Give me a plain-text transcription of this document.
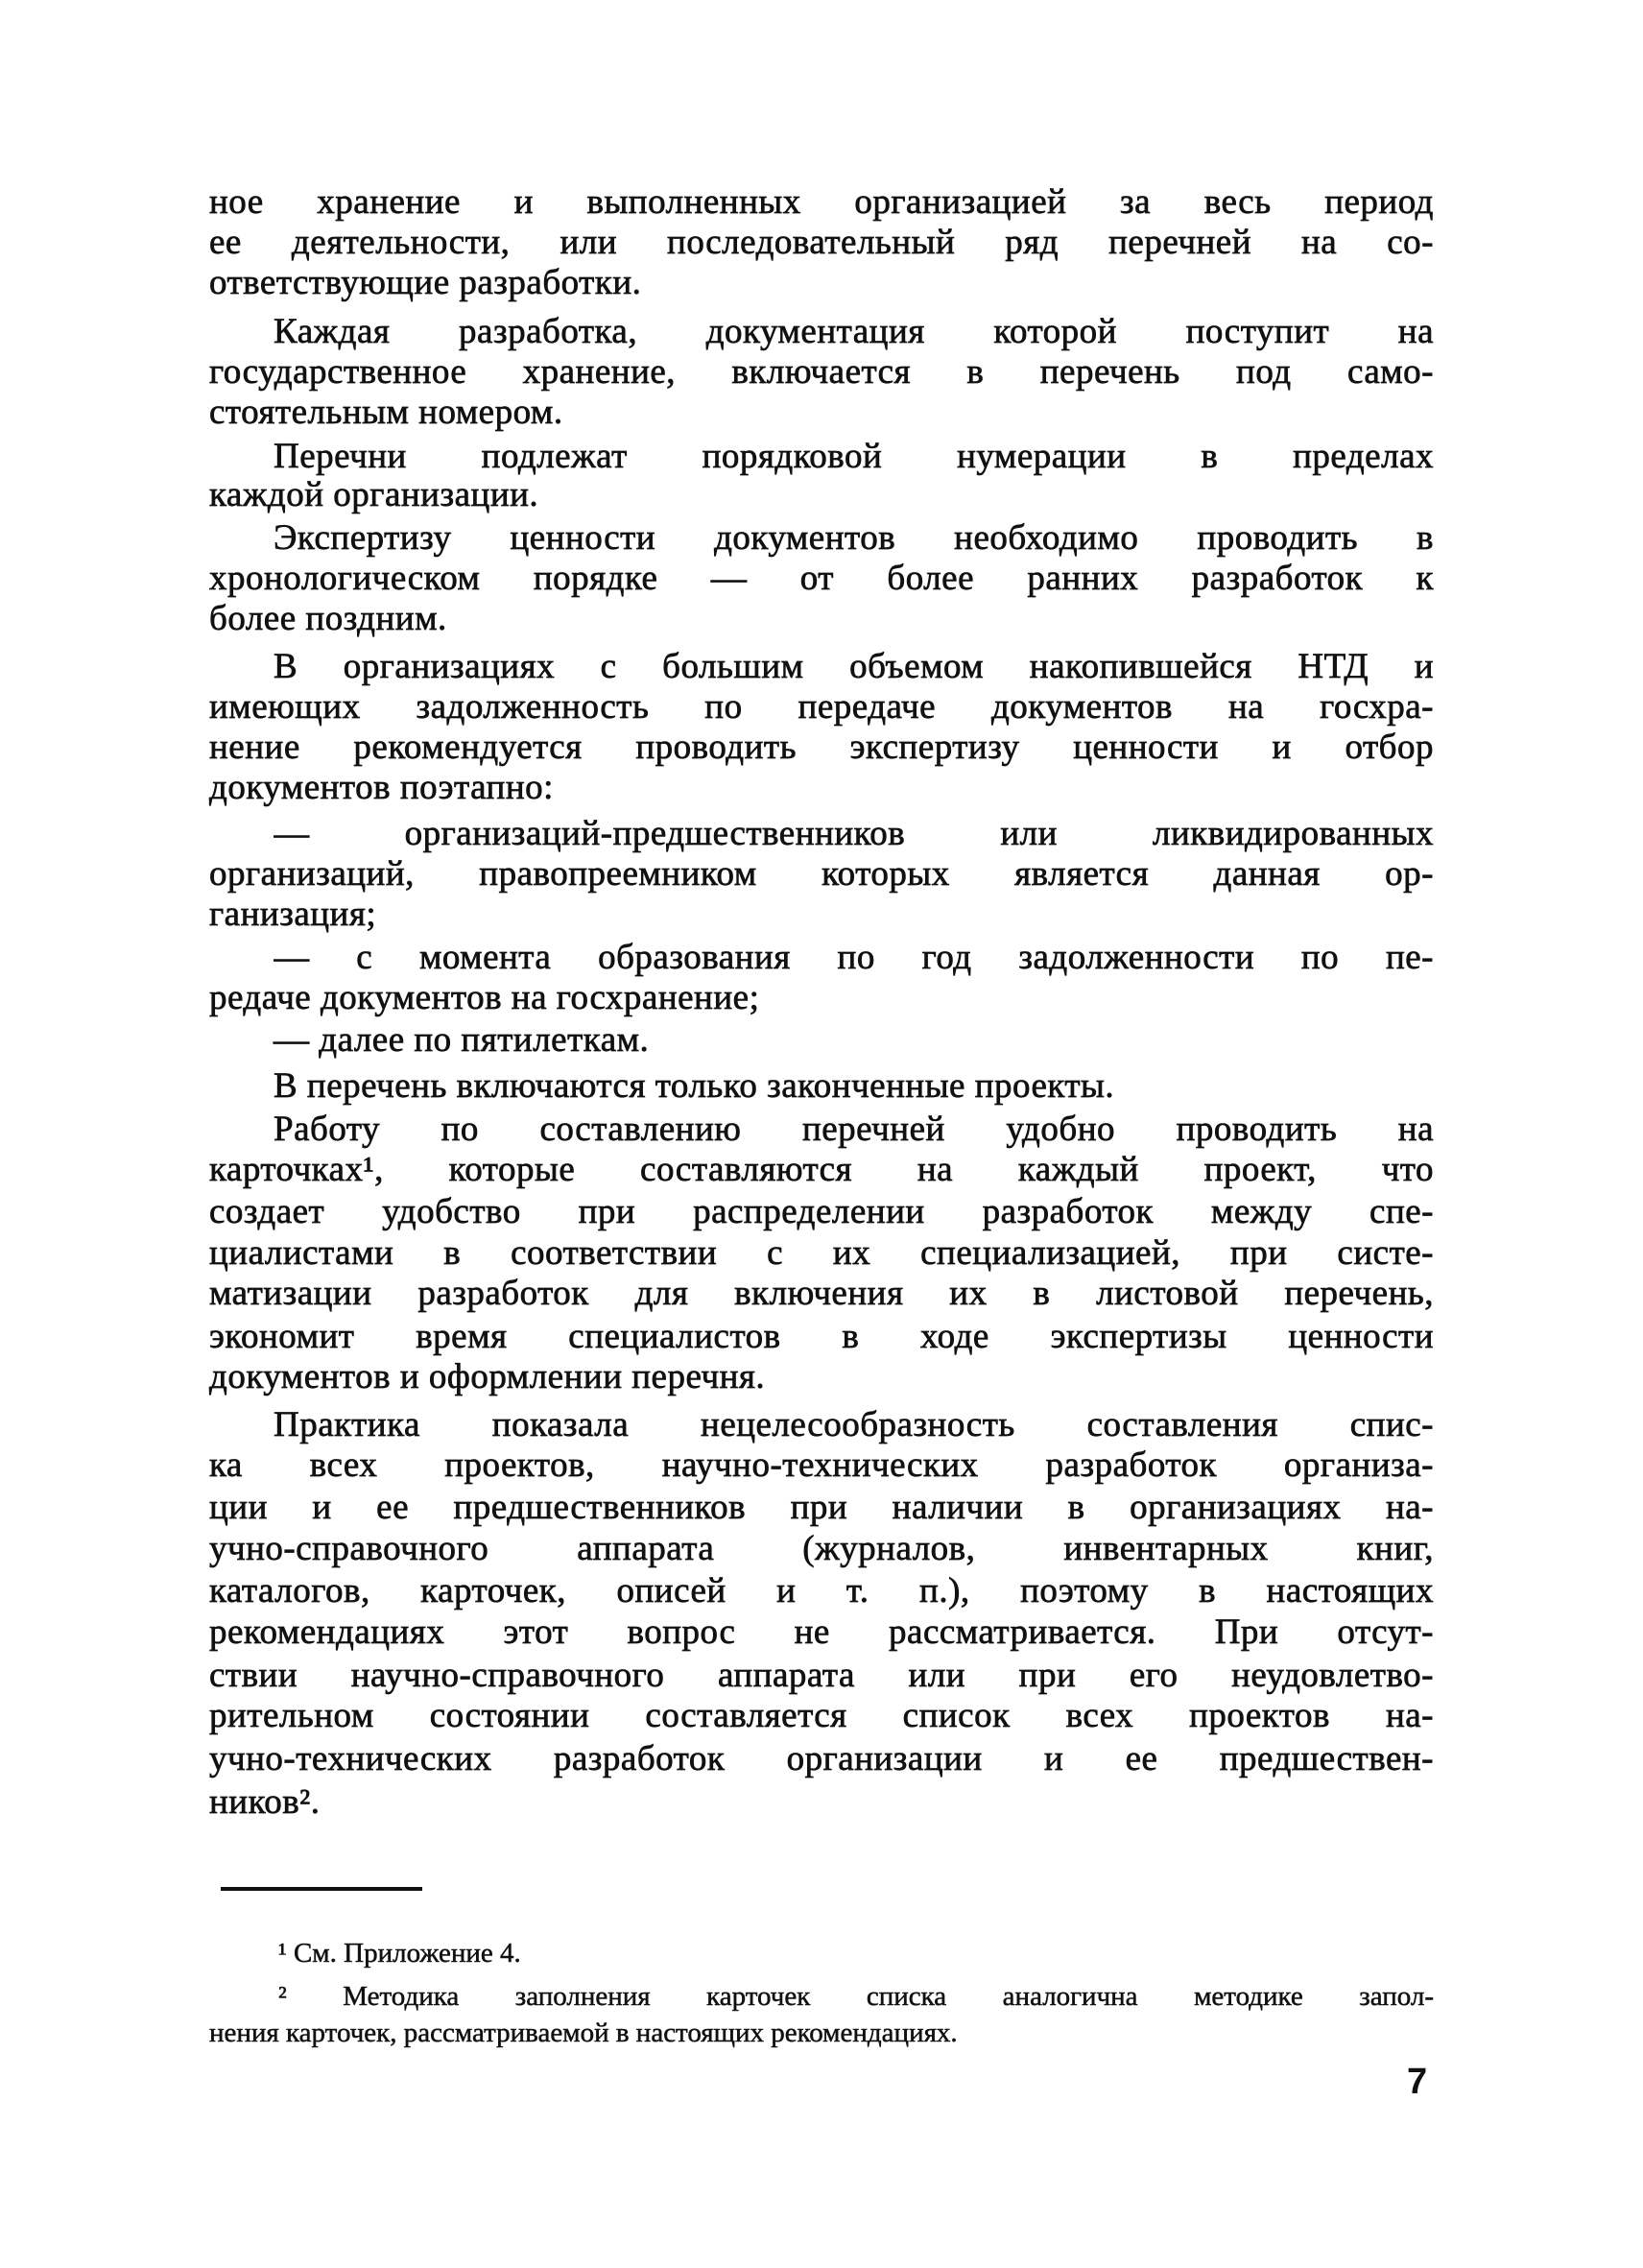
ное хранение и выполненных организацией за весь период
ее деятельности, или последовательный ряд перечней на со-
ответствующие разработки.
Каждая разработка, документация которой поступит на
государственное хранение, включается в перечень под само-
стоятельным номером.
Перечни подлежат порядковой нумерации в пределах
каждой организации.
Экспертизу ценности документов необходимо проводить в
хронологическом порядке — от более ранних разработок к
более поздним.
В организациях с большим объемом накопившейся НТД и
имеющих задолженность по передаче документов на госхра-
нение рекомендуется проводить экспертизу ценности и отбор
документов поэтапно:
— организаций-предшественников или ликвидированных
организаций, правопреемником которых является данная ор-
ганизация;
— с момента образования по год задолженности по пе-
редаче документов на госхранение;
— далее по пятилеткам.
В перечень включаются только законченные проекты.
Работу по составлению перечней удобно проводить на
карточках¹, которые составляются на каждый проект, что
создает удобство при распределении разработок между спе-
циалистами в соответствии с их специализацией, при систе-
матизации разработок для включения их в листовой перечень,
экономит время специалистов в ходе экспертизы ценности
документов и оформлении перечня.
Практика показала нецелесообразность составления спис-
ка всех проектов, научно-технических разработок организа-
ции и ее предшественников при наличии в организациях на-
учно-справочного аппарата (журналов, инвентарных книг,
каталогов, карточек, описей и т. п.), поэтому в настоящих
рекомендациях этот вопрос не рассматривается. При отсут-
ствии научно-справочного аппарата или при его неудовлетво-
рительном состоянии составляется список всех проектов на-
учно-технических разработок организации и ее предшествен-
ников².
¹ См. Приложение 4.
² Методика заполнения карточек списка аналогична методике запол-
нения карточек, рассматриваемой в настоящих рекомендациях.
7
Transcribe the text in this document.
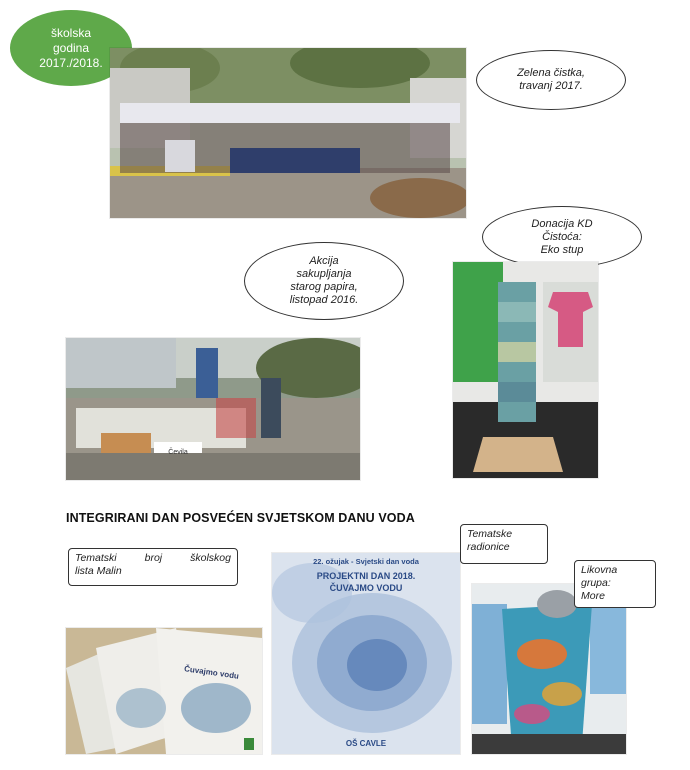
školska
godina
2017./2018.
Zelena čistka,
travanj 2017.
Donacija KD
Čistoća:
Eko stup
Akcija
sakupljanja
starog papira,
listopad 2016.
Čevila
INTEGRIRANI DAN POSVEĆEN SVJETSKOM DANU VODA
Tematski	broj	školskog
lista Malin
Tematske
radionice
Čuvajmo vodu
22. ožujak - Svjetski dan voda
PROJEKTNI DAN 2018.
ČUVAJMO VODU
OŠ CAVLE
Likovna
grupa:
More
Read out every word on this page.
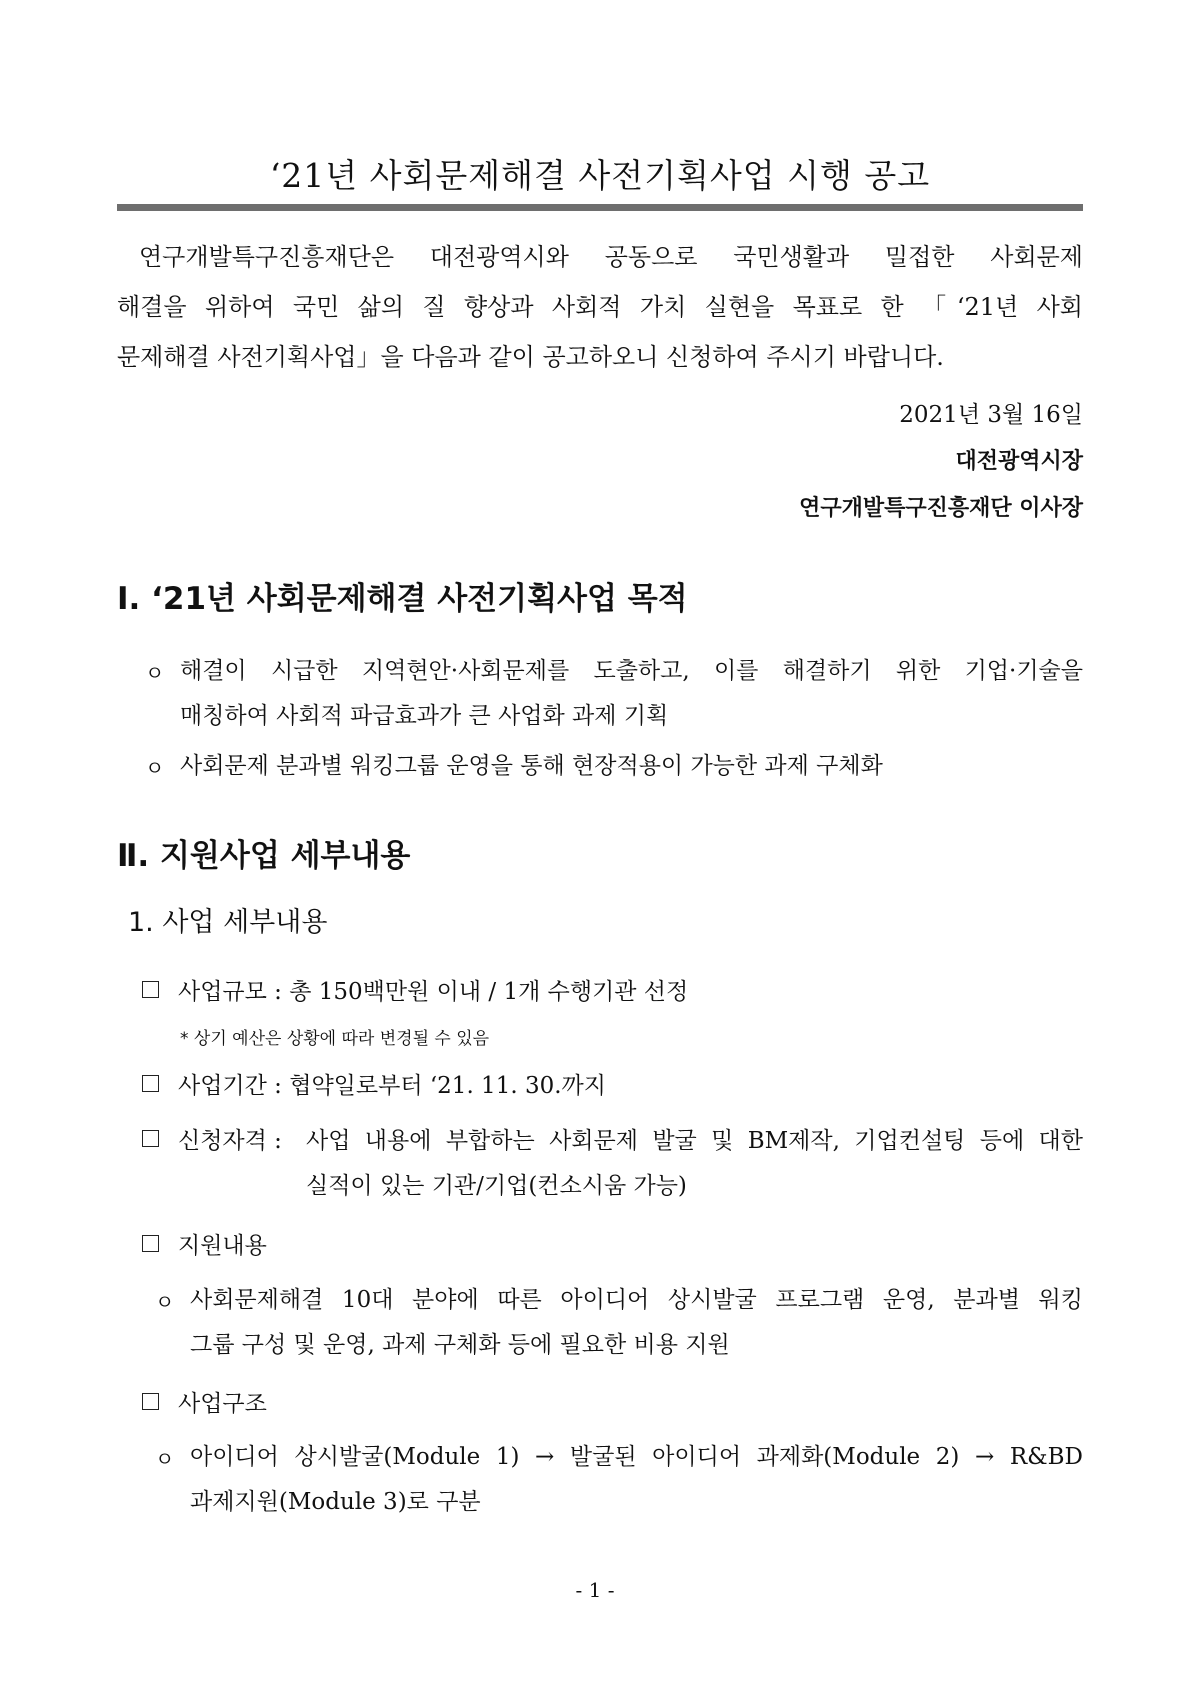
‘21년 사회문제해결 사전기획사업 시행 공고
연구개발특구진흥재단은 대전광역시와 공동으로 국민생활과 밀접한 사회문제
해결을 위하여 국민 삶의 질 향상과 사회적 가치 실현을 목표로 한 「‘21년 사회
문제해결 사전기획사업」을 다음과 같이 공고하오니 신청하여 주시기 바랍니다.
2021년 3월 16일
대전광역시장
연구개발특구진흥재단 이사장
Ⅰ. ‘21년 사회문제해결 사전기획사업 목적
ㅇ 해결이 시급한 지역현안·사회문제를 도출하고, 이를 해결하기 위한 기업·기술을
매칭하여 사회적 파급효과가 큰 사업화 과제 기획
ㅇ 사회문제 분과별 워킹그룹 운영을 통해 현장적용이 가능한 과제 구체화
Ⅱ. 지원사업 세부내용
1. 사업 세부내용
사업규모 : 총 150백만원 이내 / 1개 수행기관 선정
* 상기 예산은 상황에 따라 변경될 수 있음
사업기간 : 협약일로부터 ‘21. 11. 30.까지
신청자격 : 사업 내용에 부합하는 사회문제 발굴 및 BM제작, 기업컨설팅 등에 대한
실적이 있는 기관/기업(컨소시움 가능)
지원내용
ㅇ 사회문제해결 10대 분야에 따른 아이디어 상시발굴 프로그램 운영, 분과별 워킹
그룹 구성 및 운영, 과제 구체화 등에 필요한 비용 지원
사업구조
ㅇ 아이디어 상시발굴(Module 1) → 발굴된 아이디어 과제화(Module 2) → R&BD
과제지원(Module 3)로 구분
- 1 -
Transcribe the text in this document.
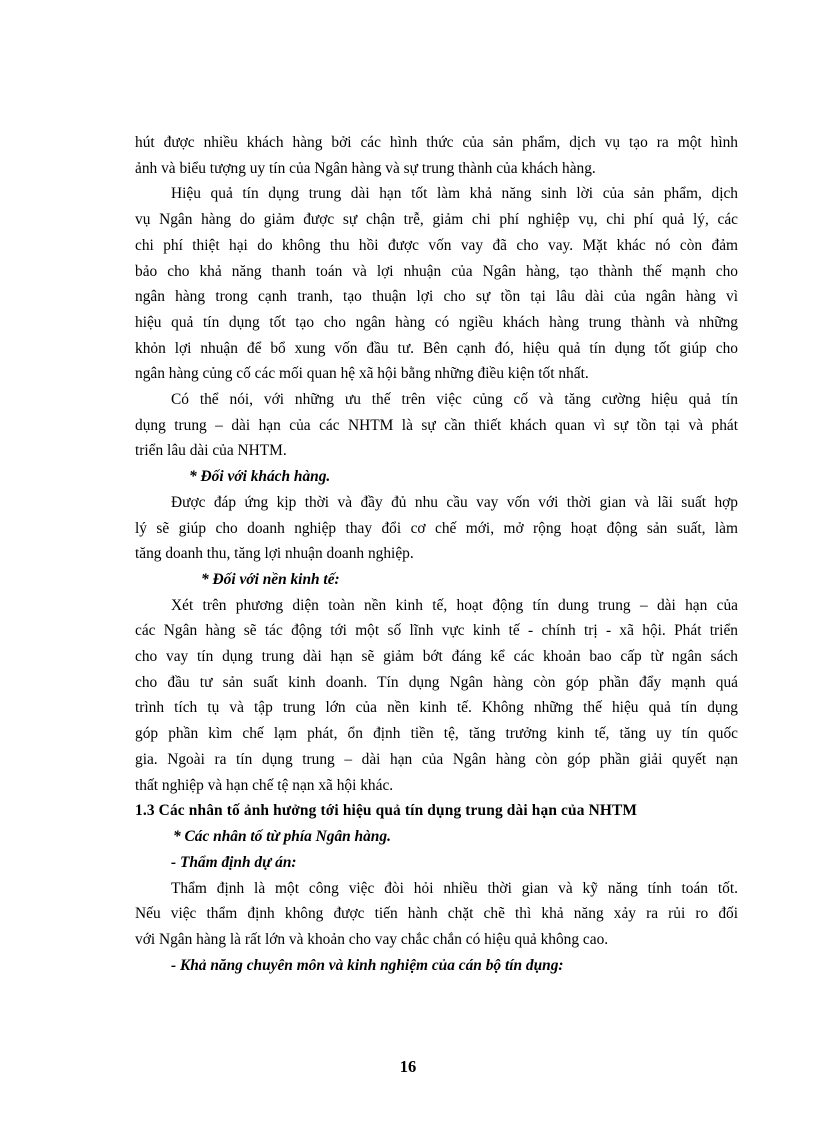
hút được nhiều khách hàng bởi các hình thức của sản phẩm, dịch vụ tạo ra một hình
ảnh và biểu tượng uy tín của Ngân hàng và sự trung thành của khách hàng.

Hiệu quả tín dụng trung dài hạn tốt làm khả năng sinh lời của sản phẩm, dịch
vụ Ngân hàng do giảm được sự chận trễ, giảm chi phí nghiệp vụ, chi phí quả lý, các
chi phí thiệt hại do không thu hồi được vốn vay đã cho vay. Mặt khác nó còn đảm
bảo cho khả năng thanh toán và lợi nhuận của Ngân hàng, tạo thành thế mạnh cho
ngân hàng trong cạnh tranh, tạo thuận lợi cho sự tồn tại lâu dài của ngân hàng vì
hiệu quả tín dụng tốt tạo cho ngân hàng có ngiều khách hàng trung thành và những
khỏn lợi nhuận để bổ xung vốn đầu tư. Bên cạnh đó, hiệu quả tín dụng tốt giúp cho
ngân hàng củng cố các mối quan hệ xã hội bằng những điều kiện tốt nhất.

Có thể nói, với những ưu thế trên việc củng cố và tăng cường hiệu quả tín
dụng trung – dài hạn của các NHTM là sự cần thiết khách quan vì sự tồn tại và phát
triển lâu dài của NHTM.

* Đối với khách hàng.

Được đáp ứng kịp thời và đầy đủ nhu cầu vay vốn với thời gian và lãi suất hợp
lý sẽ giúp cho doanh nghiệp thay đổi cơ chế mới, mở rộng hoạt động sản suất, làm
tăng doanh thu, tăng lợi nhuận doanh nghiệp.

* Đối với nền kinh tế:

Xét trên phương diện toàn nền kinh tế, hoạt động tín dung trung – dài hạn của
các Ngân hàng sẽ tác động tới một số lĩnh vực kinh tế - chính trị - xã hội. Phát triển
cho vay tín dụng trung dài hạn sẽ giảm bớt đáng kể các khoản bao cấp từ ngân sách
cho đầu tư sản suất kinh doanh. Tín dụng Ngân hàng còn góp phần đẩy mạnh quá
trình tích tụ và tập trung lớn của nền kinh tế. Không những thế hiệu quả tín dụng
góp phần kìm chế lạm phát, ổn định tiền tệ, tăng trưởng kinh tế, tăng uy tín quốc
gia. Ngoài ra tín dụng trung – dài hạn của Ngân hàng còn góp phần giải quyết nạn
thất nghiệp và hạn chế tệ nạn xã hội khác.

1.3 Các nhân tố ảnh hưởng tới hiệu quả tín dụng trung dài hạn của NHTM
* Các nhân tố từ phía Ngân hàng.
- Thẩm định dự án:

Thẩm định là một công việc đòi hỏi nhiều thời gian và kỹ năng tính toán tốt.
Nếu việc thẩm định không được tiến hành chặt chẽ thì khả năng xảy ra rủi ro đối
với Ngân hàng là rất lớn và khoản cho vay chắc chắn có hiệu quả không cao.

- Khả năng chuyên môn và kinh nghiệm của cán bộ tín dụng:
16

**Objective**: Using the records above, gather all lines where the string "định" is present.

**Output for this task**:
góp phần kìm chế lạm phát, ổn định tiền tệ, tăng trưởng kinh tế, tăng uy tín quốc
- Thẩm định dự án:
Thẩm định là một công việc đòi hỏi nhiều thời gian và kỹ năng tính toán tốt.
Nếu việc thẩm định không được tiến hành chặt chẽ thì khả năng xảy ra rủi ro đối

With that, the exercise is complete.